*GOALS*.
[1] Using the passage on mergers and default risk, decide whether each statement agrees with it. Answer yes or no for each, and quote the words from the passage that settle it.
(a) Furfine and Rosen (2011) looked only at US domestic deals.
(b) Koerniadi et al. (2015) found an average increase in default risk.
(c) Repeating the US study with a different sample produced different results.
[2] According to hypothesis H6 in the passage on mergers and default risk, what is the acquirer's change in distance to default positively related to?
[3] Carry on the passage on mergers and default risk from the point where it stops.

*PAGE EXTRACT*.
-*-

There is also some kind of equity risk transfer in an M&A process. For a US M&A sample, there is some evidence that the default risk increases more when the target is not in distress than when it is in distress (Bruyland, De Maeseneire 2016). A duplication of this study with a different sample led to similar results (Pelov, Nguyen 2018). Although this seems less sensible at first glance, there are examples

(12)

that could lead to this outcome. First, when the cash flows of bidder and target are negatively correlated, resulting in lower risk when they are combined, resulting in a higher valuation. Second, when the target is in distress and the assets are extremely low valued, the acquisition could be a project with a positive net present value. Therefore, from a risk management perspective, it seems in some instances beneficial for the acquiring firm to acquire or merge with a distressed target. Therefore, for some deals the premium paid for such a target could be lower than that of a non-distressed target, resulting in a lower payment and possible lower increase in leverage but higher gains. The fifth hypothesis is therefore formulated as follows.

H5: In specific circumstances, there will be a larger increase in default risk of the bidder when the target is less risky and vice versa, implying a negative relationship with change in distance to default.

An additional aspect is that most research usually finds different outcomes between cross-border and domestic mergers (cf. Maksimovna 2015). Cross-border M&A deals could contribute to the diversification of risk (Amihud, Lev 1981) and this should result in a decrease in default risk. This reasoning may explain the difference in the results of Furfine and Rosen (2011) and Koerniadi et al. (2015). The first study uses only US domestic M&A’s and finds, on average, an increase in default risk. The second study focusses only on US cross-border deals and provides evidence for an average decrease in default risk. In addition, when a new host country is more distand than a host country that is on the same continent, this might result in higher diversification opportunities. Consequently, the above reasoning leads to the following hypothesis.

H6: Change in distance to default of the acquirer will be positively related to geographical diversification, implying that there might be a decrease in default risk when the deal is cross-border and/or cross-continent and vice versa.

Another possible explanation for an increase in default risk, which we already indicated above, is the increase of post-merger leverage (Ghosh, Jain 2000). Whether this occurs or not depends on the financing of the deal and the method of payment that the acquirer employs. It is widely established that there are differences in valuation effects between different financing and payment methods, due to

(13)

-*-

*PROVIDED DATA*.
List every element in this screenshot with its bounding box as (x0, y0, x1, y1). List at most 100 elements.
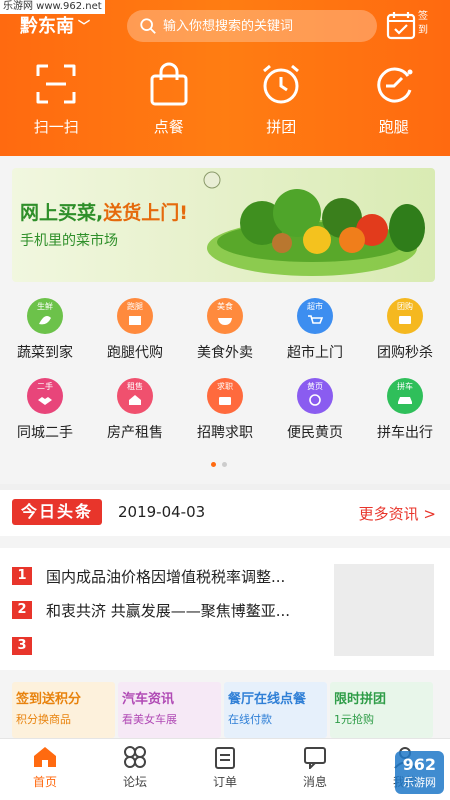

-*-

*RESPONSES IN ORDER*.
[1]
(a) Yes: "The first study uses only US domestic M&A’s and finds, on average, an increase in default risk."
(b) No: "The second study focusses only on US cross-border deals and provides evidence for an average decrease in default risk."
(c) No: "A duplication of this study with a different sample led to similar results (Pelov, Nguyen 2018)."

[2] Geographical diversification.

[3]
different information asymmetries (Bessler et al. 2011). When an M&A is paid for in cash, it is possible that the deal is financed by issuing additional debt (bonds), and therefore leverage and risk could increase (Furfine, Rosen 2011). However, it is also possible that for a cash deal the bidder either has accumulated cash or issued new equity before the deal announcement (Bessler et al. 2011). Nevertheless, agency problems imply that bidders pay with cash when a positive deal outcome is highly likely and with shares when the deal outcome is much riskier, sharing risk and possible losses with the target shareholders. Consequently, this also suggests that share deals are more likely to increase the bidders’ default risk.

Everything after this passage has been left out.